## SHORT TASK
Work out how many lines include "structure" and answer with that number only.

(Data tied to figure images)
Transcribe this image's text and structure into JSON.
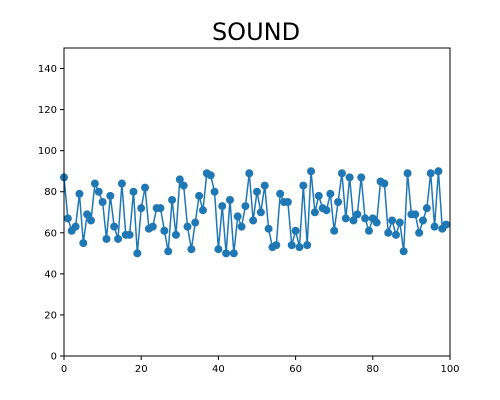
{
  "chart_data": {
    "type": "line",
    "title": "SOUND",
    "xlabel": "",
    "ylabel": "",
    "xlim": [
      0,
      100
    ],
    "ylim": [
      0,
      150
    ],
    "x_ticks": [
      0,
      20,
      40,
      60,
      80,
      100
    ],
    "y_ticks": [
      0,
      20,
      40,
      60,
      80,
      100,
      120,
      140
    ],
    "grid": false,
    "legend": false,
    "marker": "circle",
    "series": [
      {
        "color": "#1f77b4",
        "x": [
          0,
          1,
          2,
          3,
          4,
          5,
          6,
          7,
          8,
          9,
          10,
          11,
          12,
          13,
          14,
          15,
          16,
          17,
          18,
          19,
          20,
          21,
          22,
          23,
          24,
          25,
          26,
          27,
          28,
          29,
          30,
          31,
          32,
          33,
          34,
          35,
          36,
          37,
          38,
          39,
          40,
          41,
          42,
          43,
          44,
          45,
          46,
          47,
          48,
          49,
          50,
          51,
          52,
          53,
          54,
          55,
          56,
          57,
          58,
          59,
          60,
          61,
          62,
          63,
          64,
          65,
          66,
          67,
          68,
          69,
          70,
          71,
          72,
          73,
          74,
          75,
          76,
          77,
          78,
          79,
          80,
          81,
          82,
          83,
          84,
          85,
          86,
          87,
          88,
          89,
          90,
          91,
          92,
          93,
          94,
          95,
          96,
          97,
          98,
          99
        ],
        "y": [
          87,
          67,
          61,
          63,
          79,
          55,
          69,
          66,
          84,
          80,
          75,
          57,
          78,
          63,
          57,
          84,
          59,
          59,
          80,
          50,
          72,
          82,
          62,
          63,
          72,
          72,
          61,
          51,
          76,
          59,
          86,
          83,
          63,
          52,
          65,
          78,
          71,
          89,
          88,
          80,
          52,
          73,
          50,
          76,
          50,
          68,
          63,
          73,
          89,
          66,
          80,
          70,
          83,
          62,
          53,
          54,
          79,
          75,
          75,
          54,
          61,
          53,
          83,
          54,
          90,
          70,
          78,
          72,
          71,
          79,
          61,
          75,
          89,
          67,
          87,
          66,
          69,
          87,
          67,
          61,
          67,
          65,
          85,
          84,
          60,
          66,
          59,
          65,
          51,
          89,
          69,
          69,
          60,
          66,
          72,
          89,
          63,
          90,
          62,
          64
        ]
      }
    ]
  }
}
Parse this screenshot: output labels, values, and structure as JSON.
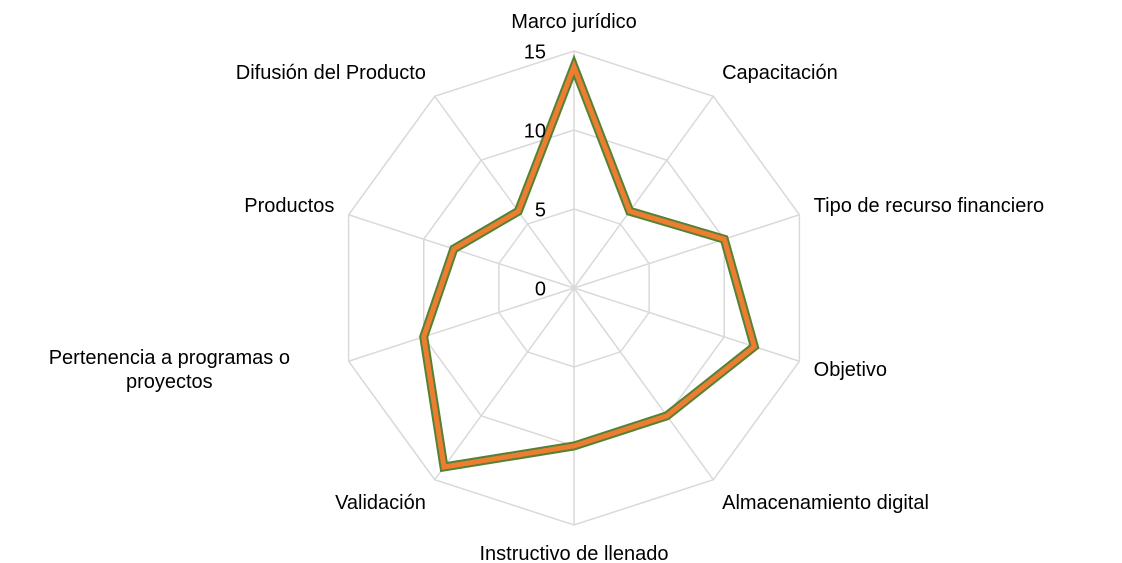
{
  "chart_data": {
    "type": "radar",
    "categories": [
      "Marco jurídico",
      "Capacitación",
      "Tipo de recurso financiero",
      "Objetivo",
      "Almacenamiento digital",
      "Instructivo de llenado",
      "Validación",
      "Pertenencia a programas o proyectos",
      "Productos",
      "Difusión del Producto"
    ],
    "series": [
      {
        "color": "#ED7D31",
        "edgecolor": "#548235",
        "values": [
          14,
          6,
          10,
          12,
          10,
          10,
          14,
          10,
          8,
          6
        ]
      }
    ],
    "ylim": [
      0,
      15
    ],
    "yticks": [
      0,
      5,
      10,
      15
    ],
    "grid": true
  }
}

## COMPLETE ANSWER
2